* Start *

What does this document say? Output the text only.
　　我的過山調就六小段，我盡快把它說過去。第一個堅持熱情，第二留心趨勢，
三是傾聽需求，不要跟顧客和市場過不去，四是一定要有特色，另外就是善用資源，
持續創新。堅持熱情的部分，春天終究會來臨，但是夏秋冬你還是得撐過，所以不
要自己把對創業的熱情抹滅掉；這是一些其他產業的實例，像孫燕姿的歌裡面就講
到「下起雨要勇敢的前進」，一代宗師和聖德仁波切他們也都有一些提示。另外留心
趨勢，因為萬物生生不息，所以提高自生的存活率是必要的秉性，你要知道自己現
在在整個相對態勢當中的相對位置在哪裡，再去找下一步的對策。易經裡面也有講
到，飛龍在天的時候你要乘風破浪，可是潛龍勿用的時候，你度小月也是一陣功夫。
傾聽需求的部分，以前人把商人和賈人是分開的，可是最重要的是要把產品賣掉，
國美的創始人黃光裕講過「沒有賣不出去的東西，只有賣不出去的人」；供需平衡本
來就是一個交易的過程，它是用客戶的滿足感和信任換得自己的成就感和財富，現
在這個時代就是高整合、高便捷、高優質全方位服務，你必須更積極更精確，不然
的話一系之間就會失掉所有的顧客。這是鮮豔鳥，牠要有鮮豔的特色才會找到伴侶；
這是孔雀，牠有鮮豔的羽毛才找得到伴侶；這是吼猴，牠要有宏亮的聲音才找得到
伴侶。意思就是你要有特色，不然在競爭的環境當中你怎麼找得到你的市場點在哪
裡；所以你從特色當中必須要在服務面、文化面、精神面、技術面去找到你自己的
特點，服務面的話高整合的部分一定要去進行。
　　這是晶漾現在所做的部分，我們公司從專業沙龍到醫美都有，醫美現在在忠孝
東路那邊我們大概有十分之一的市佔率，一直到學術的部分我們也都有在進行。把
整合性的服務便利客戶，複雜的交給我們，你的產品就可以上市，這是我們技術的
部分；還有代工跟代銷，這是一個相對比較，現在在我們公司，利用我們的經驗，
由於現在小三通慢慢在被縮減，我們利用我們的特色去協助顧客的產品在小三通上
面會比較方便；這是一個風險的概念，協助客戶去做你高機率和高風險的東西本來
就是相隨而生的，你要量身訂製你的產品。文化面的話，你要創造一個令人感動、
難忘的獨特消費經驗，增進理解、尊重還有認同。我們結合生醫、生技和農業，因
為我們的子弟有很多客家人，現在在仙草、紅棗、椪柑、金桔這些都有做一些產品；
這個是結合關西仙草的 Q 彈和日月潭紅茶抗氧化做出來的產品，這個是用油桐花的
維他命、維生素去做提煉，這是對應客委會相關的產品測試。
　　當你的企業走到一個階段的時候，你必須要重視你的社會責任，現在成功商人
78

* End *

Short problem: The records above must be repeated exactly, every one of them.

The completed task:
What does this document say? Output the text only.
　　我的過山調就六小段，我盡快把它說過去。第一個堅持熱情，第二留心趨勢，
三是傾聽需求，不要跟顧客和市場過不去，四是一定要有特色，另外就是善用資源，
持續創新。堅持熱情的部分，春天終究會來臨，但是夏秋冬你還是得撐過，所以不
要自己把對創業的熱情抹滅掉；這是一些其他產業的實例，像孫燕姿的歌裡面就講
到「下起雨要勇敢的前進」，一代宗師和聖德仁波切他們也都有一些提示。另外留心
趨勢，因為萬物生生不息，所以提高自生的存活率是必要的秉性，你要知道自己現
在在整個相對態勢當中的相對位置在哪裡，再去找下一步的對策。易經裡面也有講
到，飛龍在天的時候你要乘風破浪，可是潛龍勿用的時候，你度小月也是一陣功夫。
傾聽需求的部分，以前人把商人和賈人是分開的，可是最重要的是要把產品賣掉，
國美的創始人黃光裕講過「沒有賣不出去的東西，只有賣不出去的人」；供需平衡本
來就是一個交易的過程，它是用客戶的滿足感和信任換得自己的成就感和財富，現
在這個時代就是高整合、高便捷、高優質全方位服務，你必須更積極更精確，不然
的話一系之間就會失掉所有的顧客。這是鮮豔鳥，牠要有鮮豔的特色才會找到伴侶；
這是孔雀，牠有鮮豔的羽毛才找得到伴侶；這是吼猴，牠要有宏亮的聲音才找得到
伴侶。意思就是你要有特色，不然在競爭的環境當中你怎麼找得到你的市場點在哪
裡；所以你從特色當中必須要在服務面、文化面、精神面、技術面去找到你自己的
特點，服務面的話高整合的部分一定要去進行。
　　這是晶漾現在所做的部分，我們公司從專業沙龍到醫美都有，醫美現在在忠孝
東路那邊我們大概有十分之一的市佔率，一直到學術的部分我們也都有在進行。把
整合性的服務便利客戶，複雜的交給我們，你的產品就可以上市，這是我們技術的
部分；還有代工跟代銷，這是一個相對比較，現在在我們公司，利用我們的經驗，
由於現在小三通慢慢在被縮減，我們利用我們的特色去協助顧客的產品在小三通上
面會比較方便；這是一個風險的概念，協助客戶去做你高機率和高風險的東西本來
就是相隨而生的，你要量身訂製你的產品。文化面的話，你要創造一個令人感動、
難忘的獨特消費經驗，增進理解、尊重還有認同。我們結合生醫、生技和農業，因
為我們的子弟有很多客家人，現在在仙草、紅棗、椪柑、金桔這些都有做一些產品；
這個是結合關西仙草的 Q 彈和日月潭紅茶抗氧化做出來的產品，這個是用油桐花的
維他命、維生素去做提煉，這是對應客委會相關的產品測試。
　　當你的企業走到一個階段的時候，你必須要重視你的社會責任，現在成功商人
78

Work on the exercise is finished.